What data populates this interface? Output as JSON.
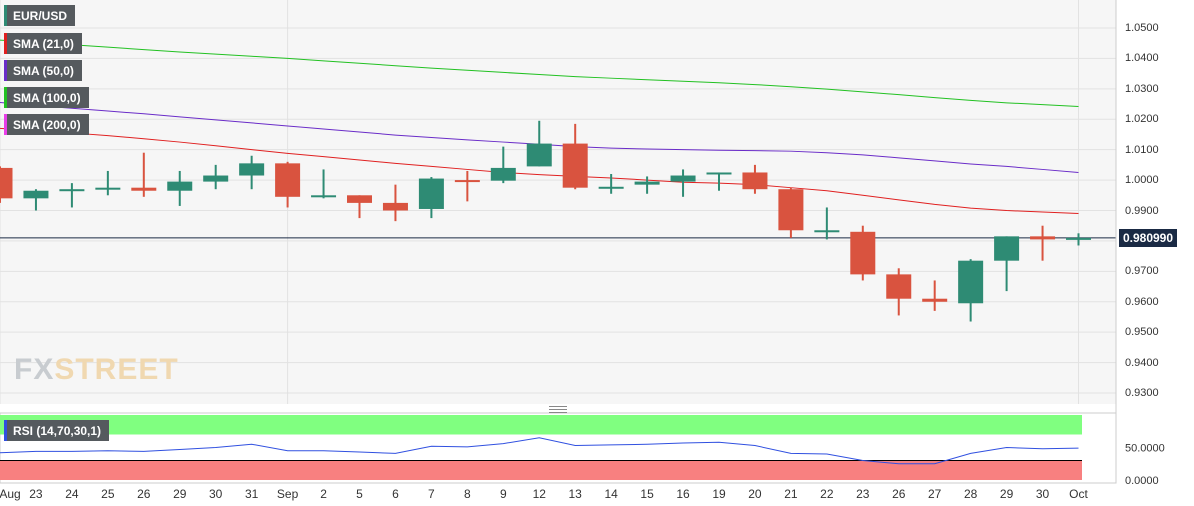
{
  "symbol": "EUR/USD",
  "indicators": {
    "sma21": {
      "label": "SMA (21,0)",
      "color": "#e02020"
    },
    "sma50": {
      "label": "SMA (50,0)",
      "color": "#6a2cc8"
    },
    "sma100": {
      "label": "SMA (100,0)",
      "color": "#22c122"
    },
    "sma200": {
      "label": "SMA (200,0)",
      "color": "#e83ee8"
    },
    "rsi": {
      "label": "RSI (14,70,30,1)",
      "color": "#3050e0",
      "overbought_color": "#80ff80",
      "oversold_color": "#f88080"
    }
  },
  "last_price": "0.980990",
  "logo": {
    "fx": "FX",
    "street": "STREET"
  },
  "colors": {
    "bull": "#2e8b74",
    "bear": "#d9533f",
    "bg": "#f6f6f6",
    "grid": "#e2e2e2",
    "price_line": "#1a2a44"
  },
  "chart_data": {
    "type": "candlestick",
    "x_labels": [
      "Aug",
      "23",
      "24",
      "25",
      "26",
      "29",
      "30",
      "31",
      "Sep",
      "2",
      "5",
      "6",
      "7",
      "8",
      "9",
      "12",
      "13",
      "14",
      "15",
      "16",
      "19",
      "20",
      "21",
      "22",
      "23",
      "26",
      "27",
      "28",
      "29",
      "30",
      "Oct"
    ],
    "y_ticks": [
      "1.0500",
      "1.0400",
      "1.0300",
      "1.0200",
      "1.0100",
      "1.0000",
      "0.9900",
      "0.9800",
      "0.9700",
      "0.9600",
      "0.9500",
      "0.9400",
      "0.9300"
    ],
    "ylim": [
      0.926,
      1.056
    ],
    "candles": [
      {
        "date": "Aug 22",
        "open": 1.004,
        "high": 1.0045,
        "low": 0.9925,
        "close": 0.994
      },
      {
        "date": "Aug 23",
        "open": 0.994,
        "high": 0.997,
        "low": 0.99,
        "close": 0.9965
      },
      {
        "date": "Aug 24",
        "open": 0.9968,
        "high": 0.999,
        "low": 0.991,
        "close": 0.997
      },
      {
        "date": "Aug 25",
        "open": 0.997,
        "high": 1.003,
        "low": 0.995,
        "close": 0.9975
      },
      {
        "date": "Aug 26",
        "open": 0.9975,
        "high": 1.009,
        "low": 0.9945,
        "close": 0.9965
      },
      {
        "date": "Aug 29",
        "open": 0.9965,
        "high": 1.003,
        "low": 0.9915,
        "close": 0.9995
      },
      {
        "date": "Aug 30",
        "open": 0.9995,
        "high": 1.005,
        "low": 0.997,
        "close": 1.0015
      },
      {
        "date": "Aug 31",
        "open": 1.0015,
        "high": 1.008,
        "low": 0.997,
        "close": 1.0055
      },
      {
        "date": "Sep 1",
        "open": 1.0055,
        "high": 1.006,
        "low": 0.991,
        "close": 0.9945
      },
      {
        "date": "Sep 2",
        "open": 0.9945,
        "high": 1.0035,
        "low": 0.994,
        "close": 0.995
      },
      {
        "date": "Sep 5",
        "open": 0.995,
        "high": 0.995,
        "low": 0.9875,
        "close": 0.9925
      },
      {
        "date": "Sep 6",
        "open": 0.9925,
        "high": 0.9985,
        "low": 0.9865,
        "close": 0.99
      },
      {
        "date": "Sep 7",
        "open": 0.9905,
        "high": 1.001,
        "low": 0.9875,
        "close": 1.0005
      },
      {
        "date": "Sep 8",
        "open": 1.0,
        "high": 1.003,
        "low": 0.993,
        "close": 0.9998
      },
      {
        "date": "Sep 9",
        "open": 0.9998,
        "high": 1.011,
        "low": 0.999,
        "close": 1.004
      },
      {
        "date": "Sep 12",
        "open": 1.0045,
        "high": 1.0195,
        "low": 1.0045,
        "close": 1.012
      },
      {
        "date": "Sep 13",
        "open": 1.012,
        "high": 1.0185,
        "low": 0.997,
        "close": 0.9975
      },
      {
        "date": "Sep 14",
        "open": 0.9975,
        "high": 1.002,
        "low": 0.9955,
        "close": 0.9978
      },
      {
        "date": "Sep 15",
        "open": 0.9985,
        "high": 1.0012,
        "low": 0.9955,
        "close": 0.9995
      },
      {
        "date": "Sep 16",
        "open": 0.9995,
        "high": 1.0035,
        "low": 0.9945,
        "close": 1.0015
      },
      {
        "date": "Sep 19",
        "open": 1.002,
        "high": 1.0025,
        "low": 0.9965,
        "close": 1.0025
      },
      {
        "date": "Sep 20",
        "open": 1.0025,
        "high": 1.005,
        "low": 0.9955,
        "close": 0.997
      },
      {
        "date": "Sep 21",
        "open": 0.997,
        "high": 0.9975,
        "low": 0.981,
        "close": 0.9835
      },
      {
        "date": "Sep 22",
        "open": 0.9835,
        "high": 0.991,
        "low": 0.9805,
        "close": 0.9835
      },
      {
        "date": "Sep 23",
        "open": 0.983,
        "high": 0.985,
        "low": 0.967,
        "close": 0.969
      },
      {
        "date": "Sep 26",
        "open": 0.969,
        "high": 0.971,
        "low": 0.9555,
        "close": 0.961
      },
      {
        "date": "Sep 27",
        "open": 0.961,
        "high": 0.967,
        "low": 0.957,
        "close": 0.96
      },
      {
        "date": "Sep 28",
        "open": 0.9595,
        "high": 0.974,
        "low": 0.9535,
        "close": 0.9735
      },
      {
        "date": "Sep 29",
        "open": 0.9735,
        "high": 0.9815,
        "low": 0.9635,
        "close": 0.9815
      },
      {
        "date": "Sep 30",
        "open": 0.9815,
        "high": 0.985,
        "low": 0.9735,
        "close": 0.9805
      },
      {
        "date": "Oct 3",
        "open": 0.9805,
        "high": 0.9825,
        "low": 0.9785,
        "close": 0.981
      }
    ],
    "series": [
      {
        "name": "SMA (21,0)",
        "values": [
          1.017,
          1.0162,
          1.0155,
          1.0146,
          1.0136,
          1.0125,
          1.0113,
          1.01,
          1.0088,
          1.0077,
          1.0066,
          1.0055,
          1.0045,
          1.0035,
          1.0025,
          1.0018,
          1.0012,
          1.0007,
          1.0,
          0.9993,
          0.999,
          0.9985,
          0.9975,
          0.9965,
          0.995,
          0.9935,
          0.992,
          0.9908,
          0.99,
          0.9895,
          0.989
        ]
      },
      {
        "name": "SMA (50,0)",
        "values": [
          1.0255,
          1.0245,
          1.0236,
          1.0227,
          1.0218,
          1.0208,
          1.0198,
          1.0188,
          1.0178,
          1.0168,
          1.0158,
          1.0148,
          1.014,
          1.0132,
          1.0125,
          1.0118,
          1.011,
          1.0105,
          1.0102,
          1.01,
          1.0098,
          1.0097,
          1.0095,
          1.009,
          1.0083,
          1.0073,
          1.0063,
          1.0053,
          1.0045,
          1.0035,
          1.0025
        ]
      },
      {
        "name": "SMA (100,0)",
        "values": [
          1.046,
          1.0453,
          1.0445,
          1.0437,
          1.0429,
          1.0421,
          1.0414,
          1.0407,
          1.04,
          1.0392,
          1.0384,
          1.0376,
          1.0368,
          1.0361,
          1.0354,
          1.0347,
          1.034,
          1.0335,
          1.033,
          1.0325,
          1.032,
          1.0314,
          1.0307,
          1.0299,
          1.029,
          1.0281,
          1.0271,
          1.0262,
          1.0254,
          1.0248,
          1.0242
        ]
      }
    ],
    "rsi": {
      "ylim": [
        0,
        100
      ],
      "y_ticks": [
        "50.0000",
        "0.0000"
      ],
      "overbought": 70,
      "oversold": 30,
      "values": [
        42,
        44,
        44,
        45,
        44,
        47,
        50,
        55,
        45,
        45,
        43,
        41,
        52,
        51,
        56,
        65,
        53,
        54,
        55,
        57,
        58,
        53,
        41,
        40,
        30,
        25,
        25,
        41,
        50,
        48,
        49
      ]
    }
  }
}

What you need to do - Tally the lines containing "name". Provide the number without any other words.

Worked solution - 3